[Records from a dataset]
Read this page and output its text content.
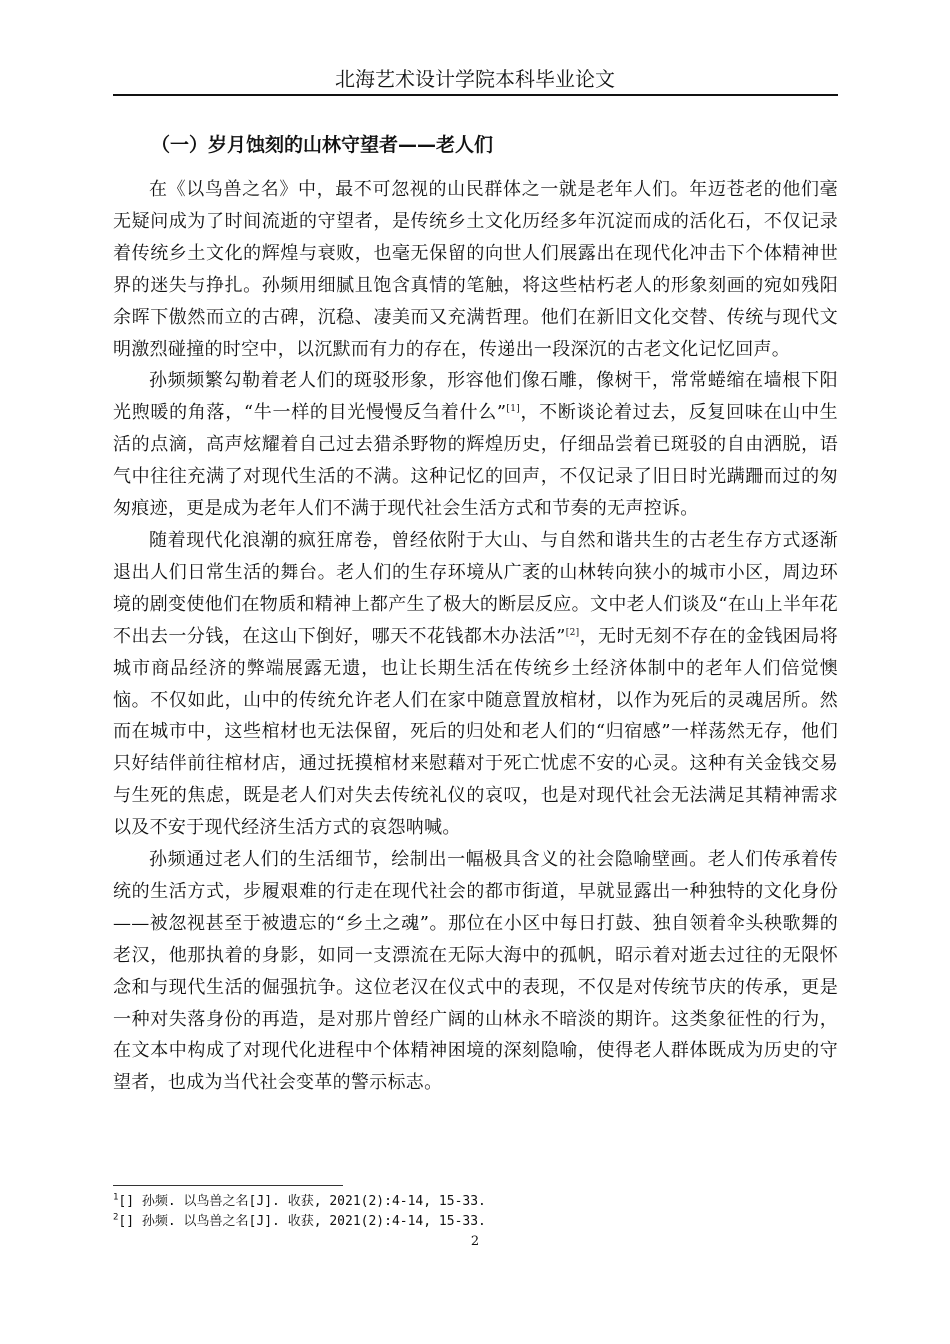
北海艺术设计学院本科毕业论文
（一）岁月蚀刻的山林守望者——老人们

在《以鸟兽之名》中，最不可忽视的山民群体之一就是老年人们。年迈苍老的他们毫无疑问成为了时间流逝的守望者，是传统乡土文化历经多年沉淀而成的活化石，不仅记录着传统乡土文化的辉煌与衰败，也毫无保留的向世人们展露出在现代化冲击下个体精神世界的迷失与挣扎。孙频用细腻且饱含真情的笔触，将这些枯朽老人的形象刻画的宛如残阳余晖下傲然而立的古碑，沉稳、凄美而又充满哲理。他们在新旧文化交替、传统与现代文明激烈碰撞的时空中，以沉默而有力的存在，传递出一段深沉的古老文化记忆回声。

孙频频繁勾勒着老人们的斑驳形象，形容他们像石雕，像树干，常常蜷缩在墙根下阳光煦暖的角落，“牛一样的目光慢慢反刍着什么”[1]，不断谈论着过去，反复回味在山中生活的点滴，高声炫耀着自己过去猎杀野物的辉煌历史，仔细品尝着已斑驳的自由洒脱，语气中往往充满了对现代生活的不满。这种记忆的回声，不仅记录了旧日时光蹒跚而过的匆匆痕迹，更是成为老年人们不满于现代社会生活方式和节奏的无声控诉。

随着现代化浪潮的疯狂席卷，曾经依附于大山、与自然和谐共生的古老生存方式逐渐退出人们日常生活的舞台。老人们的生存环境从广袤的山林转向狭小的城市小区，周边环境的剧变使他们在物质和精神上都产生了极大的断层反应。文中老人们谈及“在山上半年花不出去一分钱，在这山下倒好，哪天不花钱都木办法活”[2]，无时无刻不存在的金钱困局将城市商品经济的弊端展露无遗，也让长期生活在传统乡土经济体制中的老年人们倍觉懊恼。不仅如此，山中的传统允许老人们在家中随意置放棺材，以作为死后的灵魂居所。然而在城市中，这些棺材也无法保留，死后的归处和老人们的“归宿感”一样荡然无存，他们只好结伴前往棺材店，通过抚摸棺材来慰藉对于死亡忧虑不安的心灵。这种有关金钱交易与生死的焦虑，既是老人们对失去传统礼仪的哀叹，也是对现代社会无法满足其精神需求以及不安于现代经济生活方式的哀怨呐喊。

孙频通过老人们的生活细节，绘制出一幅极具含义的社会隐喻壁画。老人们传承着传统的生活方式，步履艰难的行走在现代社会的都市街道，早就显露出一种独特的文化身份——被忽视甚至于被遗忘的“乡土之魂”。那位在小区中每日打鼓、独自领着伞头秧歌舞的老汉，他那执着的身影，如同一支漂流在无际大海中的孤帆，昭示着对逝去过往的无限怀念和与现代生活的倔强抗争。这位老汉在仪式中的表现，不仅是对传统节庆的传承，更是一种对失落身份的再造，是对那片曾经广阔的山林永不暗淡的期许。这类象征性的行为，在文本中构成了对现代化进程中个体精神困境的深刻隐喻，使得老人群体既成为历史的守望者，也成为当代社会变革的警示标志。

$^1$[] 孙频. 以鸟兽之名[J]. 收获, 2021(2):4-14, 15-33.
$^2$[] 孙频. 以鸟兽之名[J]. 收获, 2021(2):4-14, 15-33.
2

▶ [Given exercise]
Keep the pictures out of the copy and write out the data exactly as it stands.

▶ [Answer to the exercise]
Read this page and output its text content.
北海艺术设计学院本科毕业论文
（一）岁月蚀刻的山林守望者——老人们

在《以鸟兽之名》中，最不可忽视的山民群体之一就是老年人们。年迈苍老的他们毫无疑问成为了时间流逝的守望者，是传统乡土文化历经多年沉淀而成的活化石，不仅记录着传统乡土文化的辉煌与衰败，也毫无保留的向世人们展露出在现代化冲击下个体精神世界的迷失与挣扎。孙频用细腻且饱含真情的笔触，将这些枯朽老人的形象刻画的宛如残阳余晖下傲然而立的古碑，沉稳、凄美而又充满哲理。他们在新旧文化交替、传统与现代文明激烈碰撞的时空中，以沉默而有力的存在，传递出一段深沉的古老文化记忆回声。

孙频频繁勾勒着老人们的斑驳形象，形容他们像石雕，像树干，常常蜷缩在墙根下阳光煦暖的角落，“牛一样的目光慢慢反刍着什么”[1]，不断谈论着过去，反复回味在山中生活的点滴，高声炫耀着自己过去猎杀野物的辉煌历史，仔细品尝着已斑驳的自由洒脱，语气中往往充满了对现代生活的不满。这种记忆的回声，不仅记录了旧日时光蹒跚而过的匆匆痕迹，更是成为老年人们不满于现代社会生活方式和节奏的无声控诉。

随着现代化浪潮的疯狂席卷，曾经依附于大山、与自然和谐共生的古老生存方式逐渐退出人们日常生活的舞台。老人们的生存环境从广袤的山林转向狭小的城市小区，周边环境的剧变使他们在物质和精神上都产生了极大的断层反应。文中老人们谈及“在山上半年花不出去一分钱，在这山下倒好，哪天不花钱都木办法活”[2]，无时无刻不存在的金钱困局将城市商品经济的弊端展露无遗，也让长期生活在传统乡土经济体制中的老年人们倍觉懊恼。不仅如此，山中的传统允许老人们在家中随意置放棺材，以作为死后的灵魂居所。然而在城市中，这些棺材也无法保留，死后的归处和老人们的“归宿感”一样荡然无存，他们只好结伴前往棺材店，通过抚摸棺材来慰藉对于死亡忧虑不安的心灵。这种有关金钱交易与生死的焦虑，既是老人们对失去传统礼仪的哀叹，也是对现代社会无法满足其精神需求以及不安于现代经济生活方式的哀怨呐喊。

孙频通过老人们的生活细节，绘制出一幅极具含义的社会隐喻壁画。老人们传承着传统的生活方式，步履艰难的行走在现代社会的都市街道，早就显露出一种独特的文化身份——被忽视甚至于被遗忘的“乡土之魂”。那位在小区中每日打鼓、独自领着伞头秧歌舞的老汉，他那执着的身影，如同一支漂流在无际大海中的孤帆，昭示着对逝去过往的无限怀念和与现代生活的倔强抗争。这位老汉在仪式中的表现，不仅是对传统节庆的传承，更是一种对失落身份的再造，是对那片曾经广阔的山林永不暗淡的期许。这类象征性的行为，在文本中构成了对现代化进程中个体精神困境的深刻隐喻，使得老人群体既成为历史的守望者，也成为当代社会变革的警示标志。

$^1$[] 孙频. 以鸟兽之名[J]. 收获, 2021(2):4-14, 15-33.
$^2$[] 孙频. 以鸟兽之名[J]. 收获, 2021(2):4-14, 15-33.
2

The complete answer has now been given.